Copy all the material that follows, keeping every character the same.

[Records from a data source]
----------

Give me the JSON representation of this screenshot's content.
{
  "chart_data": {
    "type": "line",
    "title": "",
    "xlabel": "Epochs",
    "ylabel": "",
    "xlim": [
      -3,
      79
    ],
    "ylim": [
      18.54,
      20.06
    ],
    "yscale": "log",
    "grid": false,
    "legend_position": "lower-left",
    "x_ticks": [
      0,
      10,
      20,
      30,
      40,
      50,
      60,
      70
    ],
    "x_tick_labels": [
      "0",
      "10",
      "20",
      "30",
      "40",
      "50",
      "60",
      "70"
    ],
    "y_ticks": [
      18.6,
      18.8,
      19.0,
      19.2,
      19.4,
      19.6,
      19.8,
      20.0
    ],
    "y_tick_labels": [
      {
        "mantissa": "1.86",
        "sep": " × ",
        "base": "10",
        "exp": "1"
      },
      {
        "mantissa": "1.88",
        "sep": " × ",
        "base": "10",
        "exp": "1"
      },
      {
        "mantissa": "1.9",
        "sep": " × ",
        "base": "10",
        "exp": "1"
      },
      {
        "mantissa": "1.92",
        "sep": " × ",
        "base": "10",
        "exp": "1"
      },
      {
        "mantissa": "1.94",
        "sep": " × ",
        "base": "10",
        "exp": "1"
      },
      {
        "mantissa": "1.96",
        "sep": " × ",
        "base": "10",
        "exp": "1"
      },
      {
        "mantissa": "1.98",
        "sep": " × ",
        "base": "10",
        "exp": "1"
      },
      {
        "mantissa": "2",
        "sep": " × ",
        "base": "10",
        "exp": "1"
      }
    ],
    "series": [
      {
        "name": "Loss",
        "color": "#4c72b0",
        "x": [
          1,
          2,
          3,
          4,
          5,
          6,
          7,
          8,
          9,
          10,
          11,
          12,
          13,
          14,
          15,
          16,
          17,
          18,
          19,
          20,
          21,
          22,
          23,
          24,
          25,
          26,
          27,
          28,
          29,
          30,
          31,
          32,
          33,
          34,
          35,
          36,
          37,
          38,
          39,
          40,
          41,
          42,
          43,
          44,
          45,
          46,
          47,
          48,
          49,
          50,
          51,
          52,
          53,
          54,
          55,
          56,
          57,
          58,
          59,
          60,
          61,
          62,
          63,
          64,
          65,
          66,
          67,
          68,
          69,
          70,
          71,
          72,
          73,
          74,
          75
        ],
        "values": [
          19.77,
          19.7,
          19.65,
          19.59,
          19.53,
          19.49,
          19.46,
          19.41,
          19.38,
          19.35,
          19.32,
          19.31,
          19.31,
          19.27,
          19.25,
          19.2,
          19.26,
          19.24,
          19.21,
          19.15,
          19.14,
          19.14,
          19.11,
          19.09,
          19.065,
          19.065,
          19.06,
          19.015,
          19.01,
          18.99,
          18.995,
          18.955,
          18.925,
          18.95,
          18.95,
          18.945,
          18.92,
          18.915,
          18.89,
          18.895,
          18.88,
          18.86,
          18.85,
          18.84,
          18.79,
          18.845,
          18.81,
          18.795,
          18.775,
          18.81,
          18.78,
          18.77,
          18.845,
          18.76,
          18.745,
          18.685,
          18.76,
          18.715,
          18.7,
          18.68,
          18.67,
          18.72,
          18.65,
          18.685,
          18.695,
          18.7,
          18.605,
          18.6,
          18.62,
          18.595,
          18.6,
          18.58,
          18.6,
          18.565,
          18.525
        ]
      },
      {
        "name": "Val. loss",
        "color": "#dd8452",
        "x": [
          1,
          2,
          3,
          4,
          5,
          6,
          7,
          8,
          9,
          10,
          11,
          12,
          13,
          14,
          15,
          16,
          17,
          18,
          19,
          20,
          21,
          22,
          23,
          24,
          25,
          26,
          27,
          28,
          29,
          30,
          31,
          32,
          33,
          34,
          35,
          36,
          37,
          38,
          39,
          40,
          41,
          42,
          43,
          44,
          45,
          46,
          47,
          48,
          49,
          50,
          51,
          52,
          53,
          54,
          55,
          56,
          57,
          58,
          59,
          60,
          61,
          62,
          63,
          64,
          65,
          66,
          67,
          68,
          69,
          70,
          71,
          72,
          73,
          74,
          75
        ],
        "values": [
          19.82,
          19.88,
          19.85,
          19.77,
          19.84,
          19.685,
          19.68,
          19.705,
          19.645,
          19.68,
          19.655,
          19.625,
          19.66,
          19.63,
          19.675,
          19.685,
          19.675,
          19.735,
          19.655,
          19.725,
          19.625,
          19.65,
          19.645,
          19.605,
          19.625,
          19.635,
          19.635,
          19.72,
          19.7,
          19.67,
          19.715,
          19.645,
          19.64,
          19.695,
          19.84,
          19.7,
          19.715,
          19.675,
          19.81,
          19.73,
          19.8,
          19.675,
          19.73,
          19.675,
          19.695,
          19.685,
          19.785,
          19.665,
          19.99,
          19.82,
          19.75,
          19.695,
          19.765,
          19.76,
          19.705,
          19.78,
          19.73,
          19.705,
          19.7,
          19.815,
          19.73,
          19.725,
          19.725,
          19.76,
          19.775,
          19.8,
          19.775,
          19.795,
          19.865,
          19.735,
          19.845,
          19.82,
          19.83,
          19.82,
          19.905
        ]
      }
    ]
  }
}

----------

→ Result of this exercise:
Give me the JSON representation of this screenshot's content.
{
  "chart_data": {
    "type": "line",
    "title": "",
    "xlabel": "Epochs",
    "ylabel": "",
    "xlim": [
      -3,
      79
    ],
    "ylim": [
      18.54,
      20.06
    ],
    "yscale": "log",
    "grid": false,
    "legend_position": "lower-left",
    "x_ticks": [
      0,
      10,
      20,
      30,
      40,
      50,
      60,
      70
    ],
    "x_tick_labels": [
      "0",
      "10",
      "20",
      "30",
      "40",
      "50",
      "60",
      "70"
    ],
    "y_ticks": [
      18.6,
      18.8,
      19.0,
      19.2,
      19.4,
      19.6,
      19.8,
      20.0
    ],
    "y_tick_labels": [
      {
        "mantissa": "1.86",
        "sep": " × ",
        "base": "10",
        "exp": "1"
      },
      {
        "mantissa": "1.88",
        "sep": " × ",
        "base": "10",
        "exp": "1"
      },
      {
        "mantissa": "1.9",
        "sep": " × ",
        "base": "10",
        "exp": "1"
      },
      {
        "mantissa": "1.92",
        "sep": " × ",
        "base": "10",
        "exp": "1"
      },
      {
        "mantissa": "1.94",
        "sep": " × ",
        "base": "10",
        "exp": "1"
      },
      {
        "mantissa": "1.96",
        "sep": " × ",
        "base": "10",
        "exp": "1"
      },
      {
        "mantissa": "1.98",
        "sep": " × ",
        "base": "10",
        "exp": "1"
      },
      {
        "mantissa": "2",
        "sep": " × ",
        "base": "10",
        "exp": "1"
      }
    ],
    "series": [
      {
        "name": "Loss",
        "color": "#4c72b0",
        "x": [
          1,
          2,
          3,
          4,
          5,
          6,
          7,
          8,
          9,
          10,
          11,
          12,
          13,
          14,
          15,
          16,
          17,
          18,
          19,
          20,
          21,
          22,
          23,
          24,
          25,
          26,
          27,
          28,
          29,
          30,
          31,
          32,
          33,
          34,
          35,
          36,
          37,
          38,
          39,
          40,
          41,
          42,
          43,
          44,
          45,
          46,
          47,
          48,
          49,
          50,
          51,
          52,
          53,
          54,
          55,
          56,
          57,
          58,
          59,
          60,
          61,
          62,
          63,
          64,
          65,
          66,
          67,
          68,
          69,
          70,
          71,
          72,
          73,
          74,
          75
        ],
        "values": [
          19.77,
          19.7,
          19.65,
          19.59,
          19.53,
          19.49,
          19.46,
          19.41,
          19.38,
          19.35,
          19.32,
          19.31,
          19.31,
          19.27,
          19.25,
          19.2,
          19.26,
          19.24,
          19.21,
          19.15,
          19.14,
          19.14,
          19.11,
          19.09,
          19.065,
          19.065,
          19.06,
          19.015,
          19.01,
          18.99,
          18.995,
          18.955,
          18.925,
          18.95,
          18.95,
          18.945,
          18.92,
          18.915,
          18.89,
          18.895,
          18.88,
          18.86,
          18.85,
          18.84,
          18.79,
          18.845,
          18.81,
          18.795,
          18.775,
          18.81,
          18.78,
          18.77,
          18.845,
          18.76,
          18.745,
          18.685,
          18.76,
          18.715,
          18.7,
          18.68,
          18.67,
          18.72,
          18.65,
          18.685,
          18.695,
          18.7,
          18.605,
          18.6,
          18.62,
          18.595,
          18.6,
          18.58,
          18.6,
          18.565,
          18.525
        ]
      },
      {
        "name": "Val. loss",
        "color": "#dd8452",
        "x": [
          1,
          2,
          3,
          4,
          5,
          6,
          7,
          8,
          9,
          10,
          11,
          12,
          13,
          14,
          15,
          16,
          17,
          18,
          19,
          20,
          21,
          22,
          23,
          24,
          25,
          26,
          27,
          28,
          29,
          30,
          31,
          32,
          33,
          34,
          35,
          36,
          37,
          38,
          39,
          40,
          41,
          42,
          43,
          44,
          45,
          46,
          47,
          48,
          49,
          50,
          51,
          52,
          53,
          54,
          55,
          56,
          57,
          58,
          59,
          60,
          61,
          62,
          63,
          64,
          65,
          66,
          67,
          68,
          69,
          70,
          71,
          72,
          73,
          74,
          75
        ],
        "values": [
          19.82,
          19.88,
          19.85,
          19.77,
          19.84,
          19.685,
          19.68,
          19.705,
          19.645,
          19.68,
          19.655,
          19.625,
          19.66,
          19.63,
          19.675,
          19.685,
          19.675,
          19.735,
          19.655,
          19.725,
          19.625,
          19.65,
          19.645,
          19.605,
          19.625,
          19.635,
          19.635,
          19.72,
          19.7,
          19.67,
          19.715,
          19.645,
          19.64,
          19.695,
          19.84,
          19.7,
          19.715,
          19.675,
          19.81,
          19.73,
          19.8,
          19.675,
          19.73,
          19.675,
          19.695,
          19.685,
          19.785,
          19.665,
          19.99,
          19.82,
          19.75,
          19.695,
          19.765,
          19.76,
          19.705,
          19.78,
          19.73,
          19.705,
          19.7,
          19.815,
          19.73,
          19.725,
          19.725,
          19.76,
          19.775,
          19.8,
          19.775,
          19.795,
          19.865,
          19.735,
          19.845,
          19.82,
          19.83,
          19.82,
          19.905
        ]
      }
    ]
  }
}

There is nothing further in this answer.